DIRECTIONS: Give every entry again, word for word.

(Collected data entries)
=====
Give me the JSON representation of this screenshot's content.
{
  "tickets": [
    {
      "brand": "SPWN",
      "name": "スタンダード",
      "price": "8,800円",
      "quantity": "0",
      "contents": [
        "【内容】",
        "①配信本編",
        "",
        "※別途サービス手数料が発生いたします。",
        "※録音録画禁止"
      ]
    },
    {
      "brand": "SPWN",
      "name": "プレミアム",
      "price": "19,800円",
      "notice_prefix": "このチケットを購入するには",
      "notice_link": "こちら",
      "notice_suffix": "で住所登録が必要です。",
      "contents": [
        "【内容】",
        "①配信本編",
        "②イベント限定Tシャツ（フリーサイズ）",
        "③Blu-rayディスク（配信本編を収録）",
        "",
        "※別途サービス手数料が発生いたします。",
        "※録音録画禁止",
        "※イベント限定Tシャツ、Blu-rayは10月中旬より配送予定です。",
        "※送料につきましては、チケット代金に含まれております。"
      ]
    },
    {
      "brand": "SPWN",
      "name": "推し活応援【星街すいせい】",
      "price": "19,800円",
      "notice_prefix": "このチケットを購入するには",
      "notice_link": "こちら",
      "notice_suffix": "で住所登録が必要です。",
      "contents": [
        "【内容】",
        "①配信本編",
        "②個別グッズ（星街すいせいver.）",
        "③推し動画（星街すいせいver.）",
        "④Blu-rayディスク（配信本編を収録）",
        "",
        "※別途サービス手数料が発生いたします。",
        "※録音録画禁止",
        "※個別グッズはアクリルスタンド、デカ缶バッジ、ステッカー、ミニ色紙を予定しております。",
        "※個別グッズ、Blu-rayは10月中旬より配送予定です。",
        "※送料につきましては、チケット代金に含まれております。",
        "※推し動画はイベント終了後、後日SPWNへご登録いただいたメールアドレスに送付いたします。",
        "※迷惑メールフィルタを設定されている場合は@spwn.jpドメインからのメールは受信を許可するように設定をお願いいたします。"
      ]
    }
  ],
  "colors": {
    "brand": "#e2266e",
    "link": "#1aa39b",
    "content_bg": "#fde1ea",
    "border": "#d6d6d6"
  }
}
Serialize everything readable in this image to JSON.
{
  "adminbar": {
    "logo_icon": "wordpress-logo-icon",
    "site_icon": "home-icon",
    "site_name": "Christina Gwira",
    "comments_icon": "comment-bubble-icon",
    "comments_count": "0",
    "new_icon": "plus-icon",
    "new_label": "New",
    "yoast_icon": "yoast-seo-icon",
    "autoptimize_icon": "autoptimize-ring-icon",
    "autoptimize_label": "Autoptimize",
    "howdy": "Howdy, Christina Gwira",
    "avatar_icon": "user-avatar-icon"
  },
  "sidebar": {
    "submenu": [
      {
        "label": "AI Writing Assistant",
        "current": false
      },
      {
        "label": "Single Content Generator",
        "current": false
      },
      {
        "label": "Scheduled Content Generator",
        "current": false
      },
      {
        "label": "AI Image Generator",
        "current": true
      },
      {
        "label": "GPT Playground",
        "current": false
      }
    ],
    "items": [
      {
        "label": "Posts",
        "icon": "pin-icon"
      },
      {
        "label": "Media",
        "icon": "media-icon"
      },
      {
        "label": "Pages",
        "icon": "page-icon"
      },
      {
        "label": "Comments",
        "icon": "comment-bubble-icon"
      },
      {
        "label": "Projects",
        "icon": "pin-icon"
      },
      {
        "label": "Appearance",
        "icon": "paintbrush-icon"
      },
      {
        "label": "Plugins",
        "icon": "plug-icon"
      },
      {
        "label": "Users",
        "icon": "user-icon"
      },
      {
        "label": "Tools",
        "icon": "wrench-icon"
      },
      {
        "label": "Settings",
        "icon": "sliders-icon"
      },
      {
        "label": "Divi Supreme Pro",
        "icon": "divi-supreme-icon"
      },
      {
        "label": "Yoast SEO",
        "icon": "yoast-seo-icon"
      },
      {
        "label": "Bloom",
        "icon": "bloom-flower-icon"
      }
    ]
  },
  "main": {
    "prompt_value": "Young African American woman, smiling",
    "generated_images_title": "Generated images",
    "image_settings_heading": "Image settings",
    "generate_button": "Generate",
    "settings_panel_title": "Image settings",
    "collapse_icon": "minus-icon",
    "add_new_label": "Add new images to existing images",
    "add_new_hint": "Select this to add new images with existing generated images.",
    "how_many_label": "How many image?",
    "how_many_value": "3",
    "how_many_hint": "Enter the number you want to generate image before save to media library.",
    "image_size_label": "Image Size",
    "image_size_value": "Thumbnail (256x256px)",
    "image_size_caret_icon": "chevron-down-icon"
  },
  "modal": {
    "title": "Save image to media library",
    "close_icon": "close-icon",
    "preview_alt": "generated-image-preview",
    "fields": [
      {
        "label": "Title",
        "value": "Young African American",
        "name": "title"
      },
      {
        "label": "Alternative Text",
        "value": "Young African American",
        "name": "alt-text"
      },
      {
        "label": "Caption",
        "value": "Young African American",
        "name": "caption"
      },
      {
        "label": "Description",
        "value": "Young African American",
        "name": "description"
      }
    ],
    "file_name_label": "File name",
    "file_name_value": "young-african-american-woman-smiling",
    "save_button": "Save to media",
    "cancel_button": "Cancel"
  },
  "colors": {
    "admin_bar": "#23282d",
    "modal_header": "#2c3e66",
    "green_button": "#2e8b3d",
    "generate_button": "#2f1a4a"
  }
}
=====
REPLY:
Give me the JSON representation of this screenshot's content.
{
  "tickets": [
    {
      "brand": "SPWN",
      "name": "スタンダード",
      "price": "8,800円",
      "quantity": "0",
      "contents": [
        "【内容】",
        "①配信本編",
        "",
        "※別途サービス手数料が発生いたします。",
        "※録音録画禁止"
      ]
    },
    {
      "brand": "SPWN",
      "name": "プレミアム",
      "price": "19,800円",
      "notice_prefix": "このチケットを購入するには",
      "notice_link": "こちら",
      "notice_suffix": "で住所登録が必要です。",
      "contents": [
        "【内容】",
        "①配信本編",
        "②イベント限定Tシャツ（フリーサイズ）",
        "③Blu-rayディスク（配信本編を収録）",
        "",
        "※別途サービス手数料が発生いたします。",
        "※録音録画禁止",
        "※イベント限定Tシャツ、Blu-rayは10月中旬より配送予定です。",
        "※送料につきましては、チケット代金に含まれております。"
      ]
    },
    {
      "brand": "SPWN",
      "name": "推し活応援【星街すいせい】",
      "price": "19,800円",
      "notice_prefix": "このチケットを購入するには",
      "notice_link": "こちら",
      "notice_suffix": "で住所登録が必要です。",
      "contents": [
        "【内容】",
        "①配信本編",
        "②個別グッズ（星街すいせいver.）",
        "③推し動画（星街すいせいver.）",
        "④Blu-rayディスク（配信本編を収録）",
        "",
        "※別途サービス手数料が発生いたします。",
        "※録音録画禁止",
        "※個別グッズはアクリルスタンド、デカ缶バッジ、ステッカー、ミニ色紙を予定しております。",
        "※個別グッズ、Blu-rayは10月中旬より配送予定です。",
        "※送料につきましては、チケット代金に含まれております。",
        "※推し動画はイベント終了後、後日SPWNへご登録いただいたメールアドレスに送付いたします。",
        "※迷惑メールフィルタを設定されている場合は@spwn.jpドメインからのメールは受信を許可するように設定をお願いいたします。"
      ]
    }
  ],
  "colors": {
    "brand": "#e2266e",
    "link": "#1aa39b",
    "content_bg": "#fde1ea",
    "border": "#d6d6d6"
  }
}
Serialize everything readable in this image to JSON.
{
  "adminbar": {
    "logo_icon": "wordpress-logo-icon",
    "site_icon": "home-icon",
    "site_name": "Christina Gwira",
    "comments_icon": "comment-bubble-icon",
    "comments_count": "0",
    "new_icon": "plus-icon",
    "new_label": "New",
    "yoast_icon": "yoast-seo-icon",
    "autoptimize_icon": "autoptimize-ring-icon",
    "autoptimize_label": "Autoptimize",
    "howdy": "Howdy, Christina Gwira",
    "avatar_icon": "user-avatar-icon"
  },
  "sidebar": {
    "submenu": [
      {
        "label": "AI Writing Assistant",
        "current": false
      },
      {
        "label": "Single Content Generator",
        "current": false
      },
      {
        "label": "Scheduled Content Generator",
        "current": false
      },
      {
        "label": "AI Image Generator",
        "current": true
      },
      {
        "label": "GPT Playground",
        "current": false
      }
    ],
    "items": [
      {
        "label": "Posts",
        "icon": "pin-icon"
      },
      {
        "label": "Media",
        "icon": "media-icon"
      },
      {
        "label": "Pages",
        "icon": "page-icon"
      },
      {
        "label": "Comments",
        "icon": "comment-bubble-icon"
      },
      {
        "label": "Projects",
        "icon": "pin-icon"
      },
      {
        "label": "Appearance",
        "icon": "paintbrush-icon"
      },
      {
        "label": "Plugins",
        "icon": "plug-icon"
      },
      {
        "label": "Users",
        "icon": "user-icon"
      },
      {
        "label": "Tools",
        "icon": "wrench-icon"
      },
      {
        "label": "Settings",
        "icon": "sliders-icon"
      },
      {
        "label": "Divi Supreme Pro",
        "icon": "divi-supreme-icon"
      },
      {
        "label": "Yoast SEO",
        "icon": "yoast-seo-icon"
      },
      {
        "label": "Bloom",
        "icon": "bloom-flower-icon"
      }
    ]
  },
  "main": {
    "prompt_value": "Young African American woman, smiling",
    "generated_images_title": "Generated images",
    "image_settings_heading": "Image settings",
    "generate_button": "Generate",
    "settings_panel_title": "Image settings",
    "collapse_icon": "minus-icon",
    "add_new_label": "Add new images to existing images",
    "add_new_hint": "Select this to add new images with existing generated images.",
    "how_many_label": "How many image?",
    "how_many_value": "3",
    "how_many_hint": "Enter the number you want to generate image before save to media library.",
    "image_size_label": "Image Size",
    "image_size_value": "Thumbnail (256x256px)",
    "image_size_caret_icon": "chevron-down-icon"
  },
  "modal": {
    "title": "Save image to media library",
    "close_icon": "close-icon",
    "preview_alt": "generated-image-preview",
    "fields": [
      {
        "label": "Title",
        "value": "Young African American",
        "name": "title"
      },
      {
        "label": "Alternative Text",
        "value": "Young African American",
        "name": "alt-text"
      },
      {
        "label": "Caption",
        "value": "Young African American",
        "name": "caption"
      },
      {
        "label": "Description",
        "value": "Young African American",
        "name": "description"
      }
    ],
    "file_name_label": "File name",
    "file_name_value": "young-african-american-woman-smiling",
    "save_button": "Save to media",
    "cancel_button": "Cancel"
  },
  "colors": {
    "admin_bar": "#23282d",
    "modal_header": "#2c3e66",
    "green_button": "#2e8b3d",
    "generate_button": "#2f1a4a"
  }
}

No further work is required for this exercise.